▶ [GOAL] Each record must be reproduced exactly as it is shown.

Items from a data source:
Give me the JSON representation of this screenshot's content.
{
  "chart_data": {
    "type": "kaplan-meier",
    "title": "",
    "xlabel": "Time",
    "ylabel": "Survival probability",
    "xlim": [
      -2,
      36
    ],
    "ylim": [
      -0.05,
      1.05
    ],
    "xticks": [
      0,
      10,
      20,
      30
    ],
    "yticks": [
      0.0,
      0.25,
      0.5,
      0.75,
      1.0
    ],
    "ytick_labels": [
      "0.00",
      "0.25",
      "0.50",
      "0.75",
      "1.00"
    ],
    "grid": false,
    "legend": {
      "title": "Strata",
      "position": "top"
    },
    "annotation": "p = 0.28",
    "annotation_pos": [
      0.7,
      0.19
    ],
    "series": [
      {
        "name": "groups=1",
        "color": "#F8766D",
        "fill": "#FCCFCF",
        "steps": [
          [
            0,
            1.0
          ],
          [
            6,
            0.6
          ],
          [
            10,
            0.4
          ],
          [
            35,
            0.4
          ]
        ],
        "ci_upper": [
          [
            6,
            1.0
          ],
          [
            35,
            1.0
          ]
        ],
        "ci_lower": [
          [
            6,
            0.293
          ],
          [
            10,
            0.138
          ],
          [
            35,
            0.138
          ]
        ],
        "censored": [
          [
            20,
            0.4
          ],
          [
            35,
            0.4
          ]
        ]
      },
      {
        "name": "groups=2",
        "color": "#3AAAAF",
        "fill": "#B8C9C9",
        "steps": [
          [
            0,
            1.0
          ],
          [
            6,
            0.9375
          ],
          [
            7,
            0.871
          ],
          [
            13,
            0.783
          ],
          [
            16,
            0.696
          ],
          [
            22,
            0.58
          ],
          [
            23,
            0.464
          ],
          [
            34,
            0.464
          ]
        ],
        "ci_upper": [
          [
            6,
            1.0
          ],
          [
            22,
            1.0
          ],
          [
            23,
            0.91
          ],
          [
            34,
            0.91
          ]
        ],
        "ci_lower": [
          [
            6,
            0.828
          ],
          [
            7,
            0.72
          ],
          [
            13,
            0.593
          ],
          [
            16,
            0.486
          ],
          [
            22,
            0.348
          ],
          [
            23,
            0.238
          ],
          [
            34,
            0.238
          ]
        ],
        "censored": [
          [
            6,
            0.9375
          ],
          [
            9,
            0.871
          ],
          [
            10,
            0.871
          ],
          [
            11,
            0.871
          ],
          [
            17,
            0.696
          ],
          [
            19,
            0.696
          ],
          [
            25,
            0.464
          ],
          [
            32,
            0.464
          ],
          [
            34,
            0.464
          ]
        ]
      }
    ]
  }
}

▶ [RESPONSE]
Give me the JSON representation of this screenshot's content.
{
  "chart_data": {
    "type": "kaplan-meier",
    "title": "",
    "xlabel": "Time",
    "ylabel": "Survival probability",
    "xlim": [
      -2,
      36
    ],
    "ylim": [
      -0.05,
      1.05
    ],
    "xticks": [
      0,
      10,
      20,
      30
    ],
    "yticks": [
      0.0,
      0.25,
      0.5,
      0.75,
      1.0
    ],
    "ytick_labels": [
      "0.00",
      "0.25",
      "0.50",
      "0.75",
      "1.00"
    ],
    "grid": false,
    "legend": {
      "title": "Strata",
      "position": "top"
    },
    "annotation": "p = 0.28",
    "annotation_pos": [
      0.7,
      0.19
    ],
    "series": [
      {
        "name": "groups=1",
        "color": "#F8766D",
        "fill": "#FCCFCF",
        "steps": [
          [
            0,
            1.0
          ],
          [
            6,
            0.6
          ],
          [
            10,
            0.4
          ],
          [
            35,
            0.4
          ]
        ],
        "ci_upper": [
          [
            6,
            1.0
          ],
          [
            35,
            1.0
          ]
        ],
        "ci_lower": [
          [
            6,
            0.293
          ],
          [
            10,
            0.138
          ],
          [
            35,
            0.138
          ]
        ],
        "censored": [
          [
            20,
            0.4
          ],
          [
            35,
            0.4
          ]
        ]
      },
      {
        "name": "groups=2",
        "color": "#3AAAAF",
        "fill": "#B8C9C9",
        "steps": [
          [
            0,
            1.0
          ],
          [
            6,
            0.9375
          ],
          [
            7,
            0.871
          ],
          [
            13,
            0.783
          ],
          [
            16,
            0.696
          ],
          [
            22,
            0.58
          ],
          [
            23,
            0.464
          ],
          [
            34,
            0.464
          ]
        ],
        "ci_upper": [
          [
            6,
            1.0
          ],
          [
            22,
            1.0
          ],
          [
            23,
            0.91
          ],
          [
            34,
            0.91
          ]
        ],
        "ci_lower": [
          [
            6,
            0.828
          ],
          [
            7,
            0.72
          ],
          [
            13,
            0.593
          ],
          [
            16,
            0.486
          ],
          [
            22,
            0.348
          ],
          [
            23,
            0.238
          ],
          [
            34,
            0.238
          ]
        ],
        "censored": [
          [
            6,
            0.9375
          ],
          [
            9,
            0.871
          ],
          [
            10,
            0.871
          ],
          [
            11,
            0.871
          ],
          [
            17,
            0.696
          ],
          [
            19,
            0.696
          ],
          [
            25,
            0.464
          ],
          [
            32,
            0.464
          ],
          [
            34,
            0.464
          ]
        ]
      }
    ]
  }
}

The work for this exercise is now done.